**SET OF TASKS:**
1 – List every section heading in the passage on PTSD among prisoners.
2 – Quote the stretch of the passage on PTSD among prisoners from "Conflict of interest" through "revised in 2008.".

Finally, previous studies have documented associations between PTSD and comorbid mental disorders, including depression, anxiety, and substance use disorders, as well as suicidality, both in incarcerated people (Facer-Irwin et al., Reference Facer-Irwin, Blackwood, Bird, Dickson, McGlade, Alves-Costa and MacManus2019) and in the general population (Shalev et al., Reference Shalev, Liberzon and Marmar2017). However, we observed that people in prison are more likely to have several co-morbid psychiatric disorders when suffering from PTSD (see Table 1). In our study, prisoners with PTSD in MH-Prison Population had a median of 3 (2–4) psychiatric comorbidities identified with the MINI, v. 1 (0–1) for individuals with PTSD in MH-General Population. Compared to their counterparts suffering from PTSD in the community, prisoners with PTSD were at higher risk of major depression (53.3% v. 8.1%, p < 0.001) or recurrent major depression (30.0% v. 8.1%, p < 0.001), agoraphobia (23.3% v. 0.0%, p < 0.001), alcohol (60.0% v. 24.3%, p = 0.007) or drug (56.7% v. 10.8%, p < 0.001) dependence or abuse, and of being at moderate or high risk of suicide (43.0% v. 13.5%, p = 0.014).
It should be noted that this study has several limitations. Women only represented 3.5% of the total sample of MH-Prison Population (n = 23), we have therefore limited statistical analysis to male individuals. Furthermore, a limitation for the comparison of the prevalence rates between the prison population and the general population arises from a time lag of about 10 years between the two studies. The prevalence rates in the general population might have changed over time but no more recent data are available at this time. Lastly, no information about the history of incarceration was available for MH-General Population subjects, which makes it impossible to explore the role of multiple incarcerations in the occurrence of PTSD and psychiatric comorbidities.
In conclusion, our results highlight that comparison with the general population is a key-point for a better understanding of the epidemiology of psychiatric disorders in prison settings, particularly regarding PTSD. Importantly, these results have also several implications for clinical practice. The specific clinical features should inform the development and operationalization of PTSD care in prison settings, and contribute to improve the screening and identification of PTSD in this environment through specific training of mental health caregivers. Moreover, we are convinced that using this comparison approach in a cross-national way could considerably help to identify the specificities of the prison environment and its impact on mental health in each country. In this perspective, community-based epidemiological surveys should also systematically investigate the incarceration history of the interviewees.
Financial support
The Mental Health in the Prison Population survey was supported by the Agence Régionale de Santé des Hauts de France.
Conflict of interest
None.
Ethical standards
The authors assert that all procedures contributing to this work comply with the ethical standards of the relevant national and institutional committees on human experimentation and with the Helsinki Declaration of 1975, as revised in 2008.

**RECORDS PROVIDED:**
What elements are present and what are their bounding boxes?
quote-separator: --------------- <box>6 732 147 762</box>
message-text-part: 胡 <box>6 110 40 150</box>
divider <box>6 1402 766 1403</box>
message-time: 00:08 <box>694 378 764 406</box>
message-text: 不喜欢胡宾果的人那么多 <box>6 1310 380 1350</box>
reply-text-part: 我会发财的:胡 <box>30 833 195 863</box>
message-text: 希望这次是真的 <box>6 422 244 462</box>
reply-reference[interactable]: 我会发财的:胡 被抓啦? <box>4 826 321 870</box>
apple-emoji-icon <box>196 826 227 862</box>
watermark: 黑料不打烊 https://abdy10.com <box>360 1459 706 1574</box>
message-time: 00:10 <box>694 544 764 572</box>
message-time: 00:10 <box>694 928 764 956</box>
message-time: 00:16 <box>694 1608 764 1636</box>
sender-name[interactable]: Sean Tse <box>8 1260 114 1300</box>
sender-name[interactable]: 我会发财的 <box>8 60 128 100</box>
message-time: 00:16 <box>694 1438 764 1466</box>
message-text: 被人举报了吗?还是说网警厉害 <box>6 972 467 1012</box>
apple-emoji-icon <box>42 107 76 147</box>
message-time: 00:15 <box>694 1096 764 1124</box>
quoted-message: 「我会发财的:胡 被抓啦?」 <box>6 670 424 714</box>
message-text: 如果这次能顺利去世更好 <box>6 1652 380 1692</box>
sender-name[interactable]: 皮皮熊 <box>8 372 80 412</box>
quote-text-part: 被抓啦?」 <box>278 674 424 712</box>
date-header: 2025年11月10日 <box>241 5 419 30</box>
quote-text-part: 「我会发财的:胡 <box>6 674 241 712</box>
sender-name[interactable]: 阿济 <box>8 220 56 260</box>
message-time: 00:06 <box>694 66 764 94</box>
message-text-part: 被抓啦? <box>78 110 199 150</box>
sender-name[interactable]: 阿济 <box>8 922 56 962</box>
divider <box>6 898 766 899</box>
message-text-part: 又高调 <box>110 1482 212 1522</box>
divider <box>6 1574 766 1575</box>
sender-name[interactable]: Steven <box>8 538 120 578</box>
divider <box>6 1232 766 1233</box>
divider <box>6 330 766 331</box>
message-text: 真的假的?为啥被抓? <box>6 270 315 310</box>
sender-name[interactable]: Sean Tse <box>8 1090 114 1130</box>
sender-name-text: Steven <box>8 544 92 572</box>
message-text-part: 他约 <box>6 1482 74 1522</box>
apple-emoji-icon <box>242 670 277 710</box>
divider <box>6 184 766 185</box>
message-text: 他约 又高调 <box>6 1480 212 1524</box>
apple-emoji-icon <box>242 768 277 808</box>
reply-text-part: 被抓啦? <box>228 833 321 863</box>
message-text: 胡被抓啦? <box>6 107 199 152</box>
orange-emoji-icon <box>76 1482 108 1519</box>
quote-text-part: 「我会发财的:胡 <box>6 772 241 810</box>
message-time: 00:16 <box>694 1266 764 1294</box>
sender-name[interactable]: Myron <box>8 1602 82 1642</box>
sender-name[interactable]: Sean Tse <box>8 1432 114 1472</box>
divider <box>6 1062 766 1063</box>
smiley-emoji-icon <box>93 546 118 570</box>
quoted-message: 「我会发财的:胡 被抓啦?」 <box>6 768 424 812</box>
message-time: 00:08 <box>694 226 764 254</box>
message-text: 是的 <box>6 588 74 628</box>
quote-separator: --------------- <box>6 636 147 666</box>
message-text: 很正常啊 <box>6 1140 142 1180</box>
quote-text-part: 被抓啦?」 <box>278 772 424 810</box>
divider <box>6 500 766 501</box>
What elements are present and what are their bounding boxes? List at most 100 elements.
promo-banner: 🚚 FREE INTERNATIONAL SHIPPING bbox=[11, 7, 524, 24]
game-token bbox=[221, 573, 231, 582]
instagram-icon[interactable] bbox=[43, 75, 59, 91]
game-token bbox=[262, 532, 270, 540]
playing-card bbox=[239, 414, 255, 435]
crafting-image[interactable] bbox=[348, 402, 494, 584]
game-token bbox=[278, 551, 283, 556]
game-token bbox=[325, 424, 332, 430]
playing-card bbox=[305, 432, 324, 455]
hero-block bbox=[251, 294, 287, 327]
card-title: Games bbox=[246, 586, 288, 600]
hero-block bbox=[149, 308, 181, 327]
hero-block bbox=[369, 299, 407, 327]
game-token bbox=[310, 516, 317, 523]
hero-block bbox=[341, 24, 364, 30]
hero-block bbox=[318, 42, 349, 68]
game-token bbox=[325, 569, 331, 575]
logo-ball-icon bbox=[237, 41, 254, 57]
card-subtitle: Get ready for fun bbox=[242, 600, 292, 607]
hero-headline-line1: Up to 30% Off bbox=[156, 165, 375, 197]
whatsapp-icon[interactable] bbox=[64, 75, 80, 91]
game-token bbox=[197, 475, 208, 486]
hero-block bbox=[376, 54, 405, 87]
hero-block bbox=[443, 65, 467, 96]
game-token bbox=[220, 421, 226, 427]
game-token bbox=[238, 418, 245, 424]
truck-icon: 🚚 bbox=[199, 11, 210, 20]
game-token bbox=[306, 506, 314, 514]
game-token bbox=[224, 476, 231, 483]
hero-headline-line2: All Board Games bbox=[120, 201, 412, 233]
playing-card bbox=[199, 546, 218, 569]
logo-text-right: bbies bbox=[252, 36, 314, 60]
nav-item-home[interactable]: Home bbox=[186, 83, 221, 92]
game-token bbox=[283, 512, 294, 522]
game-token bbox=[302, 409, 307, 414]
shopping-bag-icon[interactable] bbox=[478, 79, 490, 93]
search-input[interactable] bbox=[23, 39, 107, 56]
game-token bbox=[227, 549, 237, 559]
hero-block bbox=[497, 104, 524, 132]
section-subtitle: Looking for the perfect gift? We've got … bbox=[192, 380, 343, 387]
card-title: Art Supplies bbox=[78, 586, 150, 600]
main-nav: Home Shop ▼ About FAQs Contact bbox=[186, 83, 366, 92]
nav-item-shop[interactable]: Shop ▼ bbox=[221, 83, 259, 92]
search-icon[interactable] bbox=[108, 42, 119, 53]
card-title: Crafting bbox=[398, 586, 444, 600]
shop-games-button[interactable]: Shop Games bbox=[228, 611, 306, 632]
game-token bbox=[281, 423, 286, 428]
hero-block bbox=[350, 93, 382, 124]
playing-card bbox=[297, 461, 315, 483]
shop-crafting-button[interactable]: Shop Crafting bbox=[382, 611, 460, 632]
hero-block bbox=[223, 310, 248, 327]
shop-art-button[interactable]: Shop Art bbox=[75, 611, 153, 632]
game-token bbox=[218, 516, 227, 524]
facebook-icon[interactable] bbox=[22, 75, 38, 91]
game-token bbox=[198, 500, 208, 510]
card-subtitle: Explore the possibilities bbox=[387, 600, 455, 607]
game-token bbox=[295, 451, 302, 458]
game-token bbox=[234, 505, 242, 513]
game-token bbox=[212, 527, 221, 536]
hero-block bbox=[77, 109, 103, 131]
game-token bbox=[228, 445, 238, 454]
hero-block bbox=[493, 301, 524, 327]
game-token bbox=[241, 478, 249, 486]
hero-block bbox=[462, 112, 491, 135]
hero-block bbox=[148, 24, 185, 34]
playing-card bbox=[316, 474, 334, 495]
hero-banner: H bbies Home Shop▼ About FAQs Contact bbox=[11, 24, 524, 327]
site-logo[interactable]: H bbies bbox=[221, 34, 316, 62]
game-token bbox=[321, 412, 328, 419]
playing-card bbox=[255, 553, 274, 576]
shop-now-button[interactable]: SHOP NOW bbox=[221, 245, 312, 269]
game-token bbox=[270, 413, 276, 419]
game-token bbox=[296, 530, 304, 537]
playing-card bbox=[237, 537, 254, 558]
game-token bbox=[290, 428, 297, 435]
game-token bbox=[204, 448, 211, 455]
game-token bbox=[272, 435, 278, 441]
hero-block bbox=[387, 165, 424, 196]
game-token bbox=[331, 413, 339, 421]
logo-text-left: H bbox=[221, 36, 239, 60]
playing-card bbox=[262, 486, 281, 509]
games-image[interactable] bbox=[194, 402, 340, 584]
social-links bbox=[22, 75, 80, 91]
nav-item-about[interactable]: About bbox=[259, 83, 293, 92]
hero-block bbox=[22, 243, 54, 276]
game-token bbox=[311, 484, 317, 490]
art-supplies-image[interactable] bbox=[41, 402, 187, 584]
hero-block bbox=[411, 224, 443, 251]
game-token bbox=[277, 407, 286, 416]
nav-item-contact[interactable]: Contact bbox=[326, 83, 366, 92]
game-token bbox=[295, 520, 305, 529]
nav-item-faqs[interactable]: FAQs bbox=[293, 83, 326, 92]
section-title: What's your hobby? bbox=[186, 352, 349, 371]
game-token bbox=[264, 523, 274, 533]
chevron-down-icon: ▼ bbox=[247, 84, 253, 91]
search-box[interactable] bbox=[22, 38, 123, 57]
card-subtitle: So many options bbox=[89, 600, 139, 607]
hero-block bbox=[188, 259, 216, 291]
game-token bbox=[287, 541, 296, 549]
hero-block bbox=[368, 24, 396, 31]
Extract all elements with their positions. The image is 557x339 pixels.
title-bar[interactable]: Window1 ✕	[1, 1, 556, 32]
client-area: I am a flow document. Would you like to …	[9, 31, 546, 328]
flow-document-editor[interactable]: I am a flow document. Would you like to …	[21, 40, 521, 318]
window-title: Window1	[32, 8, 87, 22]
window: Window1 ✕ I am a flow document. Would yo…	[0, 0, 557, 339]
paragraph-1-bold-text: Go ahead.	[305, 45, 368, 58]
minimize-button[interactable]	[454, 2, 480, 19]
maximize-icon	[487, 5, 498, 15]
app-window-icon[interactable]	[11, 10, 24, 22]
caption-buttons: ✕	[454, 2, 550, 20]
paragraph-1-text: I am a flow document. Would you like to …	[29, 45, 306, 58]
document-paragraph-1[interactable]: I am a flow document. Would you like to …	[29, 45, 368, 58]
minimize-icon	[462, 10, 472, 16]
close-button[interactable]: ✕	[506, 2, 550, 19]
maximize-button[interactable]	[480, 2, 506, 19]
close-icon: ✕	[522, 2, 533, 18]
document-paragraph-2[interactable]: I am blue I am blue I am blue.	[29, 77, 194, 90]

**SOLUTIONS TO THE TASKS:**
1 –
Financial support
Conflict of interest
Ethical standards

2 –
Conflict of interest
None.
Ethical standards
The authors assert that all procedures contributing to this work comply with the ethical standards of the relevant national and institutional committees on human experimentation and with the Helsinki Declaration of 1975, as revised in 2008.